-- START Supplied entries --

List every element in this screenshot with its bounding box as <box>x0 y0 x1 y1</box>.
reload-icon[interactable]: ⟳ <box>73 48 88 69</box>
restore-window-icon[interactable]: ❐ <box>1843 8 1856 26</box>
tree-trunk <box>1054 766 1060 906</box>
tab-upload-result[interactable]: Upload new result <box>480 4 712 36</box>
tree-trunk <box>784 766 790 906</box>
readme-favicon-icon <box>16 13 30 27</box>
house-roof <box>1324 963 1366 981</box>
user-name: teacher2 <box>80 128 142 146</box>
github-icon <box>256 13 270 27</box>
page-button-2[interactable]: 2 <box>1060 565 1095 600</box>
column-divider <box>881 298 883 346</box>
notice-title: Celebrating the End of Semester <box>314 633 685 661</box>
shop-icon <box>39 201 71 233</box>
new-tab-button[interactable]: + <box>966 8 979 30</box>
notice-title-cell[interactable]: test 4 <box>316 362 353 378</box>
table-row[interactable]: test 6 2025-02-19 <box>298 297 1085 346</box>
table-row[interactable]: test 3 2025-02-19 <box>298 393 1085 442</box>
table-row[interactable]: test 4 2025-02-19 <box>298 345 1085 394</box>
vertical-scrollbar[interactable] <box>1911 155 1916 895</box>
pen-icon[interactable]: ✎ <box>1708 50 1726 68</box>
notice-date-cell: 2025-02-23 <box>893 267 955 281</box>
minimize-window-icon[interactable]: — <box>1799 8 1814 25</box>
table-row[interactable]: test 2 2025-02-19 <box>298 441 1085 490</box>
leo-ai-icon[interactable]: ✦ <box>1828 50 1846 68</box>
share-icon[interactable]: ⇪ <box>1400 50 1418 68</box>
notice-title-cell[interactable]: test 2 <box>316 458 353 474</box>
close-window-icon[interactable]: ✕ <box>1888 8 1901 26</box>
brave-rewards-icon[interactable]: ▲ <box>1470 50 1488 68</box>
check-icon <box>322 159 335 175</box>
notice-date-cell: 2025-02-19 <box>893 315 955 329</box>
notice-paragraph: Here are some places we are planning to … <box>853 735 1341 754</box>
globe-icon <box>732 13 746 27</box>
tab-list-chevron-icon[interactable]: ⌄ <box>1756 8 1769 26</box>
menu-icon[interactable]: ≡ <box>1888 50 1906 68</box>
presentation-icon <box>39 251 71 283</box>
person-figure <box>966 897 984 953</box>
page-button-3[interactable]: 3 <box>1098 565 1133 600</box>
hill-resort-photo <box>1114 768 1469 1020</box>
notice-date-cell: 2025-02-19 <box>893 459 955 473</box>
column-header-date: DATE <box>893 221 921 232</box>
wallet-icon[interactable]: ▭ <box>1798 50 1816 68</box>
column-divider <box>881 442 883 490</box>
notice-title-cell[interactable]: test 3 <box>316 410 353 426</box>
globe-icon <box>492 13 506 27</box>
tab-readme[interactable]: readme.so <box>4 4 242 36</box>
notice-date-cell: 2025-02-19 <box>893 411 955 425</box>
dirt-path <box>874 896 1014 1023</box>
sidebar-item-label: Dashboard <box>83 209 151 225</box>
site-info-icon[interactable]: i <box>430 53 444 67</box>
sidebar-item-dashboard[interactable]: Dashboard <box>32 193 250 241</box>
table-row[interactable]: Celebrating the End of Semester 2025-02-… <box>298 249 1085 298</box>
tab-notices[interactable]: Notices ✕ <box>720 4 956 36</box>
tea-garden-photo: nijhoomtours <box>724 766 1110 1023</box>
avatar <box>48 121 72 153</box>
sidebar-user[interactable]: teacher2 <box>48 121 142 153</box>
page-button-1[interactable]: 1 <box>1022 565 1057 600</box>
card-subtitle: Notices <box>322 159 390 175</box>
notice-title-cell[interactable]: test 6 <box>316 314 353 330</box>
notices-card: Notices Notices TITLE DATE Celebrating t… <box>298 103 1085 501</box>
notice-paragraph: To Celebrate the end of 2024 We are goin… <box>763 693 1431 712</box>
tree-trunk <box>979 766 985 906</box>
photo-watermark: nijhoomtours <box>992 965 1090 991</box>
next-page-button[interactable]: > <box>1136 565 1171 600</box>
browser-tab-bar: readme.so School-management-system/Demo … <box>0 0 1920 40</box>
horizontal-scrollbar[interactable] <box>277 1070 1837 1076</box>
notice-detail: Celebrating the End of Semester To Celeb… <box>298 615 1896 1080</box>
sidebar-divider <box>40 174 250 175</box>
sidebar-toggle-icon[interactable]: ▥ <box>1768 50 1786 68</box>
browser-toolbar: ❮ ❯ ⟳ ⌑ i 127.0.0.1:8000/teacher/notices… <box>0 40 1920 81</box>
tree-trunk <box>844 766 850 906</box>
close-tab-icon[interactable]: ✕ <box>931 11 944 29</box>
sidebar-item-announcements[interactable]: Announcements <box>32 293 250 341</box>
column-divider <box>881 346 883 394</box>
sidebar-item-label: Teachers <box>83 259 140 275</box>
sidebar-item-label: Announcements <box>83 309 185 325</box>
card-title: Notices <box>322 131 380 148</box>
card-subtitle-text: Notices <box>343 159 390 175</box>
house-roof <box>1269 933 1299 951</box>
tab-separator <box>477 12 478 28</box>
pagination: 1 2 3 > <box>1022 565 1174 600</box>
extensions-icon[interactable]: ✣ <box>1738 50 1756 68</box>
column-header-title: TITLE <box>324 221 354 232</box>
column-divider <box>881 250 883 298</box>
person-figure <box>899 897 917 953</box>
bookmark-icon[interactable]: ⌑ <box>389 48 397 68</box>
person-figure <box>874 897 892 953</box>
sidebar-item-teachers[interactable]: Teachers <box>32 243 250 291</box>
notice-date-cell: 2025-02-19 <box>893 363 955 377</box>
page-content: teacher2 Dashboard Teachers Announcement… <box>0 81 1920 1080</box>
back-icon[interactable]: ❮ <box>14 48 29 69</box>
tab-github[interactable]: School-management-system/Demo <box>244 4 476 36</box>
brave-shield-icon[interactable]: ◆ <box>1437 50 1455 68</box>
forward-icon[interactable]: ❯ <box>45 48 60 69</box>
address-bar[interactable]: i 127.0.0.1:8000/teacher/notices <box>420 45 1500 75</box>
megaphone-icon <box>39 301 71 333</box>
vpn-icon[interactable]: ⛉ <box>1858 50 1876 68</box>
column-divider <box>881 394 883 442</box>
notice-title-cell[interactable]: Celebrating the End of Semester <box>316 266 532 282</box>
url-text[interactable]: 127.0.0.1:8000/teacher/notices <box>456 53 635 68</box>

-- END Supplied entries --

**Stated exercise:** Gather every line in the data above that contains the string "figure", treating uppercase and lowercase letters as distinct.

**Response to the task:**
person-figure <box>966 897 984 953</box>
person-figure <box>899 897 917 953</box>
person-figure <box>874 897 892 953</box>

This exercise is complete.